- Task goal -
Can you transcribe the data exactly? Leave the pictures out.

-- START OF Material supplied --

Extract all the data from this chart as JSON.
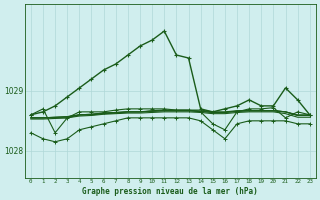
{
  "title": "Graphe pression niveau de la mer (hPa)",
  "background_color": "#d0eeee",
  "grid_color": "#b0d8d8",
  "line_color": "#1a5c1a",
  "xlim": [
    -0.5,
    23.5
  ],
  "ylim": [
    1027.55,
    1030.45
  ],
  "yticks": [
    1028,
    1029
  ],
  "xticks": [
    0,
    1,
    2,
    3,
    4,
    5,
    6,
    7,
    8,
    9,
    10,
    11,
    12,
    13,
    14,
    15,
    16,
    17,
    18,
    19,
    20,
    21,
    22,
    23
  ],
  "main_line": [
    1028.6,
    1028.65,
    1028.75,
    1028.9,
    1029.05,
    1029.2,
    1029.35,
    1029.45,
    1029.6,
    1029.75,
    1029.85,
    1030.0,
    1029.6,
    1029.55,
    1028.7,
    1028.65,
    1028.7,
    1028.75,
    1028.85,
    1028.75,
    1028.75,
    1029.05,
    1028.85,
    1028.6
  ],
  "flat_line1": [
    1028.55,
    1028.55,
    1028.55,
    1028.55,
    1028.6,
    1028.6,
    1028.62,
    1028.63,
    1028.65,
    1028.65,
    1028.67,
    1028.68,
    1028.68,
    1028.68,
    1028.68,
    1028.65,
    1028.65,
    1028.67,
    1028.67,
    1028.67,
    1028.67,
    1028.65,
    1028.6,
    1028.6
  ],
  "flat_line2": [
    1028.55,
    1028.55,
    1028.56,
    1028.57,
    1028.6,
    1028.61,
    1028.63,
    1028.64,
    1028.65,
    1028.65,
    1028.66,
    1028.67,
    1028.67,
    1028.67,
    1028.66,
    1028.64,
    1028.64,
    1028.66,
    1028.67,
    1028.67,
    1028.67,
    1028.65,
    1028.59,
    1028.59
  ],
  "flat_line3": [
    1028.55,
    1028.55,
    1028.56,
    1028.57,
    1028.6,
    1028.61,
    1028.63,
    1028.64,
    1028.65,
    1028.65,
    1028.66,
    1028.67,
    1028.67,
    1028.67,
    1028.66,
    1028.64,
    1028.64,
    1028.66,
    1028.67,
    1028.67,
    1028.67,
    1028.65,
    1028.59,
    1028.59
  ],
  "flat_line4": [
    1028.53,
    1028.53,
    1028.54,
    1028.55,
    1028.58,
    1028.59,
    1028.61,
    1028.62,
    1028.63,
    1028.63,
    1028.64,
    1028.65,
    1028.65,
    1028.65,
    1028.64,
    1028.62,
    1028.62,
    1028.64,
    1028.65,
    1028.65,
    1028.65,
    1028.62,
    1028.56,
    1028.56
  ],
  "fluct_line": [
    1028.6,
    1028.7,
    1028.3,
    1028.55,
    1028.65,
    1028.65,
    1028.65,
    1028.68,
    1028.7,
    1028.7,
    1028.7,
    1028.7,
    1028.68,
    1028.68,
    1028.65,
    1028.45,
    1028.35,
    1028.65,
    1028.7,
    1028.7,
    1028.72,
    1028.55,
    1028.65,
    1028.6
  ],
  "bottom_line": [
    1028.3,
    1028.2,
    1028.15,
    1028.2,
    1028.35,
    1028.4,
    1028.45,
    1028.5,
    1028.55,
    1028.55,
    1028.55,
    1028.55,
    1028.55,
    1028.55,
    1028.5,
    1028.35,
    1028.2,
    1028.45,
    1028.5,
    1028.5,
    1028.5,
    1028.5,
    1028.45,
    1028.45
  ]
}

-- END OF Material supplied --

- Response to the task -
Extract all the data from this chart as JSON.
{
  "title": "Graphe pression niveau de la mer (hPa)",
  "background_color": "#d0eeee",
  "grid_color": "#b0d8d8",
  "line_color": "#1a5c1a",
  "xlim": [
    -0.5,
    23.5
  ],
  "ylim": [
    1027.55,
    1030.45
  ],
  "yticks": [
    1028,
    1029
  ],
  "xticks": [
    0,
    1,
    2,
    3,
    4,
    5,
    6,
    7,
    8,
    9,
    10,
    11,
    12,
    13,
    14,
    15,
    16,
    17,
    18,
    19,
    20,
    21,
    22,
    23
  ],
  "main_line": [
    1028.6,
    1028.65,
    1028.75,
    1028.9,
    1029.05,
    1029.2,
    1029.35,
    1029.45,
    1029.6,
    1029.75,
    1029.85,
    1030.0,
    1029.6,
    1029.55,
    1028.7,
    1028.65,
    1028.7,
    1028.75,
    1028.85,
    1028.75,
    1028.75,
    1029.05,
    1028.85,
    1028.6
  ],
  "flat_line1": [
    1028.55,
    1028.55,
    1028.55,
    1028.55,
    1028.6,
    1028.6,
    1028.62,
    1028.63,
    1028.65,
    1028.65,
    1028.67,
    1028.68,
    1028.68,
    1028.68,
    1028.68,
    1028.65,
    1028.65,
    1028.67,
    1028.67,
    1028.67,
    1028.67,
    1028.65,
    1028.6,
    1028.6
  ],
  "flat_line2": [
    1028.55,
    1028.55,
    1028.56,
    1028.57,
    1028.6,
    1028.61,
    1028.63,
    1028.64,
    1028.65,
    1028.65,
    1028.66,
    1028.67,
    1028.67,
    1028.67,
    1028.66,
    1028.64,
    1028.64,
    1028.66,
    1028.67,
    1028.67,
    1028.67,
    1028.65,
    1028.59,
    1028.59
  ],
  "flat_line3": [
    1028.55,
    1028.55,
    1028.56,
    1028.57,
    1028.6,
    1028.61,
    1028.63,
    1028.64,
    1028.65,
    1028.65,
    1028.66,
    1028.67,
    1028.67,
    1028.67,
    1028.66,
    1028.64,
    1028.64,
    1028.66,
    1028.67,
    1028.67,
    1028.67,
    1028.65,
    1028.59,
    1028.59
  ],
  "flat_line4": [
    1028.53,
    1028.53,
    1028.54,
    1028.55,
    1028.58,
    1028.59,
    1028.61,
    1028.62,
    1028.63,
    1028.63,
    1028.64,
    1028.65,
    1028.65,
    1028.65,
    1028.64,
    1028.62,
    1028.62,
    1028.64,
    1028.65,
    1028.65,
    1028.65,
    1028.62,
    1028.56,
    1028.56
  ],
  "fluct_line": [
    1028.6,
    1028.7,
    1028.3,
    1028.55,
    1028.65,
    1028.65,
    1028.65,
    1028.68,
    1028.7,
    1028.7,
    1028.7,
    1028.7,
    1028.68,
    1028.68,
    1028.65,
    1028.45,
    1028.35,
    1028.65,
    1028.7,
    1028.7,
    1028.72,
    1028.55,
    1028.65,
    1028.6
  ],
  "bottom_line": [
    1028.3,
    1028.2,
    1028.15,
    1028.2,
    1028.35,
    1028.4,
    1028.45,
    1028.5,
    1028.55,
    1028.55,
    1028.55,
    1028.55,
    1028.55,
    1028.55,
    1028.5,
    1028.35,
    1028.2,
    1028.45,
    1028.5,
    1028.5,
    1028.5,
    1028.5,
    1028.45,
    1028.45
  ]
}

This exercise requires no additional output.